» TASK DESCRIPTION
Report every line from the material that contains the word "points".

» RECORDS FOR THE EXERCISE
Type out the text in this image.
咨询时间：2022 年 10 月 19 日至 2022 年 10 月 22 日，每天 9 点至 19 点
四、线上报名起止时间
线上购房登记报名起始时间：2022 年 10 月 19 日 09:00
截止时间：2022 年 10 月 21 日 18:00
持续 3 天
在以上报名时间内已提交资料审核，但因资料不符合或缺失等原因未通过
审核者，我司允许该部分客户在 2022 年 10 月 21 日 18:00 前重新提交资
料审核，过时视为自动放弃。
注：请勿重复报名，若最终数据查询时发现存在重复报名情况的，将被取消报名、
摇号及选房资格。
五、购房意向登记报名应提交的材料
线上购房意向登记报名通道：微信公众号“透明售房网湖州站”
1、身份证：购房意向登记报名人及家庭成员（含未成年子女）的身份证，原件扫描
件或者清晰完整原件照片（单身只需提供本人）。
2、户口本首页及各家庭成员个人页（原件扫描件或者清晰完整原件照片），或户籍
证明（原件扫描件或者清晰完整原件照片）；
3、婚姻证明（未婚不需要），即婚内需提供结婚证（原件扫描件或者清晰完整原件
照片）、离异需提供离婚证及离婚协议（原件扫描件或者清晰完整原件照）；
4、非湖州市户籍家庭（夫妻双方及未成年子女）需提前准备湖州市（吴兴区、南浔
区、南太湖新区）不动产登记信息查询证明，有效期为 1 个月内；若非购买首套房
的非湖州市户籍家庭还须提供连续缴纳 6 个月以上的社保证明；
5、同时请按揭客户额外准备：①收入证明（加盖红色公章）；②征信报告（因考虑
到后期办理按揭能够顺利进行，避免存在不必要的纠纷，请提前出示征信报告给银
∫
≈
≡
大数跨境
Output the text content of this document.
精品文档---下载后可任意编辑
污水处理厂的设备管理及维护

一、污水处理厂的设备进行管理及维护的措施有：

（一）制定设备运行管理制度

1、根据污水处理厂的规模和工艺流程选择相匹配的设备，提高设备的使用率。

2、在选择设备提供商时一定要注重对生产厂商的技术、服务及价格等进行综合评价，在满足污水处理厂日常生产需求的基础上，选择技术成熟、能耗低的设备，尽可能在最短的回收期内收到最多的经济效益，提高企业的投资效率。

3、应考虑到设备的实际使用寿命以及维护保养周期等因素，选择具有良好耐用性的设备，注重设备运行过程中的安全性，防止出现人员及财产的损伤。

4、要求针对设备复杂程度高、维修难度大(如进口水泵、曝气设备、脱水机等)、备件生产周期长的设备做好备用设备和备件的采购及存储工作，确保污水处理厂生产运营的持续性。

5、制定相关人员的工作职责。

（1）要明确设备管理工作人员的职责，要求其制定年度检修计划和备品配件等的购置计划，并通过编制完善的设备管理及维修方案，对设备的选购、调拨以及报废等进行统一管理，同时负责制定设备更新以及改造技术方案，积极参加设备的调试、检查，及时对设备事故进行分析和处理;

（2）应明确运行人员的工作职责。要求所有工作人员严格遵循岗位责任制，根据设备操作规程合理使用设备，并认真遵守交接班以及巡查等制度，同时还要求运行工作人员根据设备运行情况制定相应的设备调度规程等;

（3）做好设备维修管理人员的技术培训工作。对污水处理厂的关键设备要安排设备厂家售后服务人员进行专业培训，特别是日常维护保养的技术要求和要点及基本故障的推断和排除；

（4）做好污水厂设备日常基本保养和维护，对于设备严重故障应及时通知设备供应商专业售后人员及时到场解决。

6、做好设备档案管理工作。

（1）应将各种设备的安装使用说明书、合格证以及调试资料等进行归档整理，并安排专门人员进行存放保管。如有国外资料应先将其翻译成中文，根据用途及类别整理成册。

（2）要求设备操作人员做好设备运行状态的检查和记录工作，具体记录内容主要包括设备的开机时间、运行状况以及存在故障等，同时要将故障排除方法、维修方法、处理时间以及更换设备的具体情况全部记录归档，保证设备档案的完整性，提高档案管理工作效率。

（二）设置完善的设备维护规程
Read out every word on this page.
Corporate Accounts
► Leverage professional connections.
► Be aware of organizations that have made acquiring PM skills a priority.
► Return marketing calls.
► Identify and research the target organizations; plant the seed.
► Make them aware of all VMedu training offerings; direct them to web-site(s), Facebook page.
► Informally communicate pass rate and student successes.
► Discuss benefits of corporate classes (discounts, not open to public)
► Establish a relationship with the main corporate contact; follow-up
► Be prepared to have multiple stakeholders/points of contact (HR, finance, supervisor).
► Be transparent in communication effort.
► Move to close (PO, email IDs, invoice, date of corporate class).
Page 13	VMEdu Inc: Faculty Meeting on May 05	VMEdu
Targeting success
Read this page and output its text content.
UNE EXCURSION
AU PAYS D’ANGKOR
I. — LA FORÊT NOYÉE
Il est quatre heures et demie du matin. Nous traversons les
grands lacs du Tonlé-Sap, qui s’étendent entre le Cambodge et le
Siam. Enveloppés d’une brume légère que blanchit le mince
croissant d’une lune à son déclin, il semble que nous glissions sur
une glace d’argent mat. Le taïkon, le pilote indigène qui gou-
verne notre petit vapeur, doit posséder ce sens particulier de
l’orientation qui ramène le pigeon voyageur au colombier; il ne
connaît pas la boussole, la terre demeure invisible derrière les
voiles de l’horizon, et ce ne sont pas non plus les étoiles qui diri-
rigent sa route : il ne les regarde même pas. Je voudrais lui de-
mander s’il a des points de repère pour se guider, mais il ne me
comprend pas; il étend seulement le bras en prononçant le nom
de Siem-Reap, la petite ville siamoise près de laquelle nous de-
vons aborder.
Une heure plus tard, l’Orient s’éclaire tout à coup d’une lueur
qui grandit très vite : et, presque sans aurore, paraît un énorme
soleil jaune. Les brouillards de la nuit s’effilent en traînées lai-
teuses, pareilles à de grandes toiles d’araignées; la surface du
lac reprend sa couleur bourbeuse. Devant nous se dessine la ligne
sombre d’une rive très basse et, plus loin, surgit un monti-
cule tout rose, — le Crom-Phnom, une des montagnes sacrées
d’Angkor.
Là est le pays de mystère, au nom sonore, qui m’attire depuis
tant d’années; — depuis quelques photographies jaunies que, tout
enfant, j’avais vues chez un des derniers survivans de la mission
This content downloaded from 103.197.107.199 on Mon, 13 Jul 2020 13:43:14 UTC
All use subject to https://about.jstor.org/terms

» THE SOLUTION
► Be prepared to have multiple stakeholders/points of contact (HR, finance, supervisor).
mander s’il a des points de repère pour se guider, mais il ne me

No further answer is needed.